Data extracted from a collection:
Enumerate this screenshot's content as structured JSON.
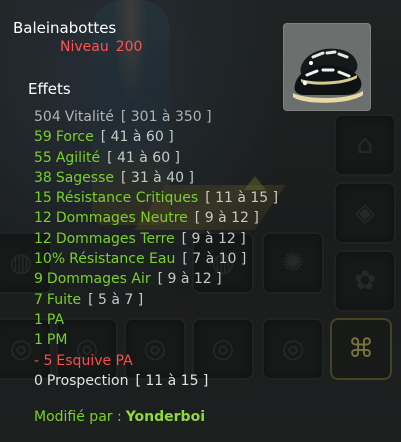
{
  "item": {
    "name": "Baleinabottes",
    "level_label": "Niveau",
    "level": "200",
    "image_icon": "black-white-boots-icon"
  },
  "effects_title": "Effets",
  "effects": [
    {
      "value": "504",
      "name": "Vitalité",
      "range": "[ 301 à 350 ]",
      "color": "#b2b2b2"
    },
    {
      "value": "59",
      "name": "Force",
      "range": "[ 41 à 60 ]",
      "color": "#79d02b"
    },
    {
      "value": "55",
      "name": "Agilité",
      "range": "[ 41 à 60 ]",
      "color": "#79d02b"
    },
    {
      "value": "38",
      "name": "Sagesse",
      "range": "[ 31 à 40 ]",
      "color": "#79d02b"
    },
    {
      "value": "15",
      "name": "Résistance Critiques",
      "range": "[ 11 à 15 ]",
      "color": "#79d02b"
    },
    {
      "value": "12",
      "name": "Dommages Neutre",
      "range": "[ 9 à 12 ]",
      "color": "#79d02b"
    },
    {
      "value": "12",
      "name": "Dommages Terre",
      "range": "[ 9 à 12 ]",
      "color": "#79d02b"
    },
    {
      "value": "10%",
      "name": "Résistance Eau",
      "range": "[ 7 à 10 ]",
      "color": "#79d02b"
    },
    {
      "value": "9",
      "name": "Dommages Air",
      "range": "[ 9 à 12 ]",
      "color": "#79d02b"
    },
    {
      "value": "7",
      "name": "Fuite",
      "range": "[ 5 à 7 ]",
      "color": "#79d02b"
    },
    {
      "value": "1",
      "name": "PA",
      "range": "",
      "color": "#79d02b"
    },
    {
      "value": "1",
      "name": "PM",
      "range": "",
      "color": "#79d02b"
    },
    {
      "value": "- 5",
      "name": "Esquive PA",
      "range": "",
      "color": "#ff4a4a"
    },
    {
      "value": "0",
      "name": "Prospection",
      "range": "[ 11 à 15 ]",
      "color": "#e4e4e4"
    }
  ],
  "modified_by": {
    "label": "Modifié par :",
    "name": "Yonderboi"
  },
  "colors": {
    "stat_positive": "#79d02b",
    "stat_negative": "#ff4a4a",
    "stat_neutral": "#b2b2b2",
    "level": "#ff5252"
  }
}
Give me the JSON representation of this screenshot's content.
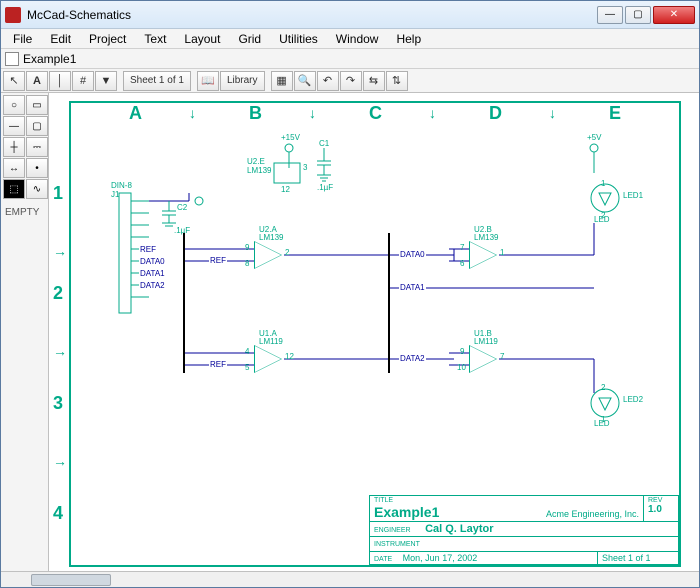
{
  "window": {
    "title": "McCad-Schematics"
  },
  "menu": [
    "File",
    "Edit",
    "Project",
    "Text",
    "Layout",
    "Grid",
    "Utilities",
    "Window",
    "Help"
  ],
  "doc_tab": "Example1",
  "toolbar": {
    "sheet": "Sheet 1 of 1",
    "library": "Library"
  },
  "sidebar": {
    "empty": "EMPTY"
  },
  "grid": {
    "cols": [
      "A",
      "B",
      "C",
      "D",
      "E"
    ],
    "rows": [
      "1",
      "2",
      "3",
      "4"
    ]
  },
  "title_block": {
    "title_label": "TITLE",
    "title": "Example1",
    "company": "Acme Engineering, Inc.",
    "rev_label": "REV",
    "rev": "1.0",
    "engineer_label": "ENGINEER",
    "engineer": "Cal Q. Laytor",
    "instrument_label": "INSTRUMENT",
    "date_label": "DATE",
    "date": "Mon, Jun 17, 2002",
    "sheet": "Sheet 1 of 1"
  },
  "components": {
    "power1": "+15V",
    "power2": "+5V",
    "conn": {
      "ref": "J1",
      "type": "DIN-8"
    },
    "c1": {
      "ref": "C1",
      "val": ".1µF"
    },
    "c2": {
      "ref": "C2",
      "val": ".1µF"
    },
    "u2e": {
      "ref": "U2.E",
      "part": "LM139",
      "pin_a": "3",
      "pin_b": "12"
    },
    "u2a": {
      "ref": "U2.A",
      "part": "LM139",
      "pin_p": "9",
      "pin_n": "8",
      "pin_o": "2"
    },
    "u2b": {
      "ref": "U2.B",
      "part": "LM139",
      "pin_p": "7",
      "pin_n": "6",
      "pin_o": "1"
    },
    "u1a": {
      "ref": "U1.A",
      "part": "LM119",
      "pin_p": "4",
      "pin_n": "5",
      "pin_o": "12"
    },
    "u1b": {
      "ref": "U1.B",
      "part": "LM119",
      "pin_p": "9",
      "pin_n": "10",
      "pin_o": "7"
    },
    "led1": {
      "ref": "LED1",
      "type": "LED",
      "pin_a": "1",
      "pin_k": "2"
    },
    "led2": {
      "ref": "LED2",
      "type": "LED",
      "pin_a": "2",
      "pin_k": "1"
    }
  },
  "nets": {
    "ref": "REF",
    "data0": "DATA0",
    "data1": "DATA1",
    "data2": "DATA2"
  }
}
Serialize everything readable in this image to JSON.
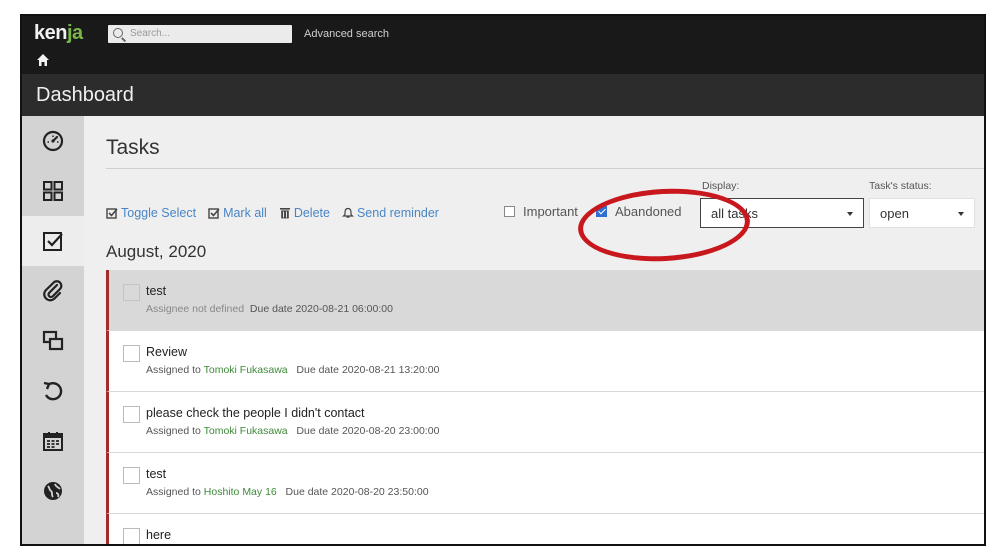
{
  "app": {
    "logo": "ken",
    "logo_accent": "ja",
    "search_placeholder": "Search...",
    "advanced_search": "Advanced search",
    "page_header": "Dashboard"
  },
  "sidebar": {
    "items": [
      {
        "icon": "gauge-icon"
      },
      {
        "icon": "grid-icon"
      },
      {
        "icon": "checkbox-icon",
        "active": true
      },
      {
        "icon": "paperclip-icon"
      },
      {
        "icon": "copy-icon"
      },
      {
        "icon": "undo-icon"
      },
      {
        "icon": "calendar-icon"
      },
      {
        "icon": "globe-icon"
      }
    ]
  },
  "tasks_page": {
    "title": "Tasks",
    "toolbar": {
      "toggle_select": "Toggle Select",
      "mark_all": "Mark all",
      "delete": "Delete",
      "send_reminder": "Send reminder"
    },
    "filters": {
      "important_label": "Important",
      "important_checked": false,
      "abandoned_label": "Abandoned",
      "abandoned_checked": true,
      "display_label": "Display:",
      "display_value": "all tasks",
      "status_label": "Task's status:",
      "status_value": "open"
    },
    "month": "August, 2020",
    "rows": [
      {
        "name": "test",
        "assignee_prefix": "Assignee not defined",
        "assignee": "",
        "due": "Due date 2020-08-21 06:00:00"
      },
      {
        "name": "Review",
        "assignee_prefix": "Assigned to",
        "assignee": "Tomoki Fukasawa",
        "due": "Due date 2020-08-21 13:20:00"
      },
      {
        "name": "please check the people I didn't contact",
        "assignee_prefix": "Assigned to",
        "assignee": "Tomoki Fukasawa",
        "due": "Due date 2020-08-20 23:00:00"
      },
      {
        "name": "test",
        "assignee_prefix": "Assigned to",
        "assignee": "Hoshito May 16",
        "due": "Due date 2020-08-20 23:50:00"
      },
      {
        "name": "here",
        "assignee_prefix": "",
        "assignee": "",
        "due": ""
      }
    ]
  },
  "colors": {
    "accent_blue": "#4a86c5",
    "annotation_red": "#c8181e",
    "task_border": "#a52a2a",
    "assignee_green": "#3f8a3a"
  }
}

__Task prompt__: All records must be output exactly as they are, except for the pictures, which are left out.

__Problem solution__:
Enumerate this screenshot's content as structured JSON.
{
  "item": {
    "name": "Baleinabottes",
    "level_label": "Niveau",
    "level": "200",
    "image_icon": "black-white-boots-icon"
  },
  "effects_title": "Effets",
  "effects": [
    {
      "value": "504",
      "name": "Vitalité",
      "range": "[ 301 à 350 ]",
      "color": "#b2b2b2"
    },
    {
      "value": "59",
      "name": "Force",
      "range": "[ 41 à 60 ]",
      "color": "#79d02b"
    },
    {
      "value": "55",
      "name": "Agilité",
      "range": "[ 41 à 60 ]",
      "color": "#79d02b"
    },
    {
      "value": "38",
      "name": "Sagesse",
      "range": "[ 31 à 40 ]",
      "color": "#79d02b"
    },
    {
      "value": "15",
      "name": "Résistance Critiques",
      "range": "[ 11 à 15 ]",
      "color": "#79d02b"
    },
    {
      "value": "12",
      "name": "Dommages Neutre",
      "range": "[ 9 à 12 ]",
      "color": "#79d02b"
    },
    {
      "value": "12",
      "name": "Dommages Terre",
      "range": "[ 9 à 12 ]",
      "color": "#79d02b"
    },
    {
      "value": "10%",
      "name": "Résistance Eau",
      "range": "[ 7 à 10 ]",
      "color": "#79d02b"
    },
    {
      "value": "9",
      "name": "Dommages Air",
      "range": "[ 9 à 12 ]",
      "color": "#79d02b"
    },
    {
      "value": "7",
      "name": "Fuite",
      "range": "[ 5 à 7 ]",
      "color": "#79d02b"
    },
    {
      "value": "1",
      "name": "PA",
      "range": "",
      "color": "#79d02b"
    },
    {
      "value": "1",
      "name": "PM",
      "range": "",
      "color": "#79d02b"
    },
    {
      "value": "- 5",
      "name": "Esquive PA",
      "range": "",
      "color": "#ff4a4a"
    },
    {
      "value": "0",
      "name": "Prospection",
      "range": "[ 11 à 15 ]",
      "color": "#e4e4e4"
    }
  ],
  "modified_by": {
    "label": "Modifié par :",
    "name": "Yonderboi"
  },
  "colors": {
    "stat_positive": "#79d02b",
    "stat_negative": "#ff4a4a",
    "stat_neutral": "#b2b2b2",
    "level": "#ff5252"
  }
}
Give me the JSON representation of this screenshot's content.
{
  "window": {
    "title": "McCad-Schematics"
  },
  "menu": [
    "File",
    "Edit",
    "Project",
    "Text",
    "Layout",
    "Grid",
    "Utilities",
    "Window",
    "Help"
  ],
  "doc_tab": "Example1",
  "toolbar": {
    "sheet": "Sheet 1 of 1",
    "library": "Library"
  },
  "sidebar": {
    "empty": "EMPTY"
  },
  "grid": {
    "cols": [
      "A",
      "B",
      "C",
      "D",
      "E"
    ],
    "rows": [
      "1",
      "2",
      "3",
      "4"
    ]
  },
  "title_block": {
    "title_label": "TITLE",
    "title": "Example1",
    "company": "Acme Engineering, Inc.",
    "rev_label": "REV",
    "rev": "1.0",
    "engineer_label": "ENGINEER",
    "engineer": "Cal Q. Laytor",
    "instrument_label": "INSTRUMENT",
    "date_label": "DATE",
    "date": "Mon, Jun 17, 2002",
    "sheet": "Sheet 1 of 1"
  },
  "components": {
    "power1": "+15V",
    "power2": "+5V",
    "conn": {
      "ref": "J1",
      "type": "DIN-8"
    },
    "c1": {
      "ref": "C1",
      "val": ".1µF"
    },
    "c2": {
      "ref": "C2",
      "val": ".1µF"
    },
    "u2e": {
      "ref": "U2.E",
      "part": "LM139",
      "pin_a": "3",
      "pin_b": "12"
    },
    "u2a": {
      "ref": "U2.A",
      "part": "LM139",
      "pin_p": "9",
      "pin_n": "8",
      "pin_o": "2"
    },
    "u2b": {
      "ref": "U2.B",
      "part": "LM139",
      "pin_p": "7",
      "pin_n": "6",
      "pin_o": "1"
    },
    "u1a": {
      "ref": "U1.A",
      "part": "LM119",
      "pin_p": "4",
      "pin_n": "5",
      "pin_o": "12"
    },
    "u1b": {
      "ref": "U1.B",
      "part": "LM119",
      "pin_p": "9",
      "pin_n": "10",
      "pin_o": "7"
    },
    "led1": {
      "ref": "LED1",
      "type": "LED",
      "pin_a": "1",
      "pin_k": "2"
    },
    "led2": {
      "ref": "LED2",
      "type": "LED",
      "pin_a": "2",
      "pin_k": "1"
    }
  },
  "nets": {
    "ref": "REF",
    "data0": "DATA0",
    "data1": "DATA1",
    "data2": "DATA2"
  }
}
Serialize everything readable in this image to JSON.
{
  "app": {
    "logo": "ken",
    "logo_accent": "ja",
    "search_placeholder": "Search...",
    "advanced_search": "Advanced search",
    "page_header": "Dashboard"
  },
  "sidebar": {
    "items": [
      {
        "icon": "gauge-icon"
      },
      {
        "icon": "grid-icon"
      },
      {
        "icon": "checkbox-icon",
        "active": true
      },
      {
        "icon": "paperclip-icon"
      },
      {
        "icon": "copy-icon"
      },
      {
        "icon": "undo-icon"
      },
      {
        "icon": "calendar-icon"
      },
      {
        "icon": "globe-icon"
      }
    ]
  },
  "tasks_page": {
    "title": "Tasks",
    "toolbar": {
      "toggle_select": "Toggle Select",
      "mark_all": "Mark all",
      "delete": "Delete",
      "send_reminder": "Send reminder"
    },
    "filters": {
      "important_label": "Important",
      "important_checked": false,
      "abandoned_label": "Abandoned",
      "abandoned_checked": true,
      "display_label": "Display:",
      "display_value": "all tasks",
      "status_label": "Task's status:",
      "status_value": "open"
    },
    "month": "August, 2020",
    "rows": [
      {
        "name": "test",
        "assignee_prefix": "Assignee not defined",
        "assignee": "",
        "due": "Due date 2020-08-21 06:00:00"
      },
      {
        "name": "Review",
        "assignee_prefix": "Assigned to",
        "assignee": "Tomoki Fukasawa",
        "due": "Due date 2020-08-21 13:20:00"
      },
      {
        "name": "please check the people I didn't contact",
        "assignee_prefix": "Assigned to",
        "assignee": "Tomoki Fukasawa",
        "due": "Due date 2020-08-20 23:00:00"
      },
      {
        "name": "test",
        "assignee_prefix": "Assigned to",
        "assignee": "Hoshito May 16",
        "due": "Due date 2020-08-20 23:50:00"
      },
      {
        "name": "here",
        "assignee_prefix": "",
        "assignee": "",
        "due": ""
      }
    ]
  },
  "colors": {
    "accent_blue": "#4a86c5",
    "annotation_red": "#c8181e",
    "task_border": "#a52a2a",
    "assignee_green": "#3f8a3a"
  }
}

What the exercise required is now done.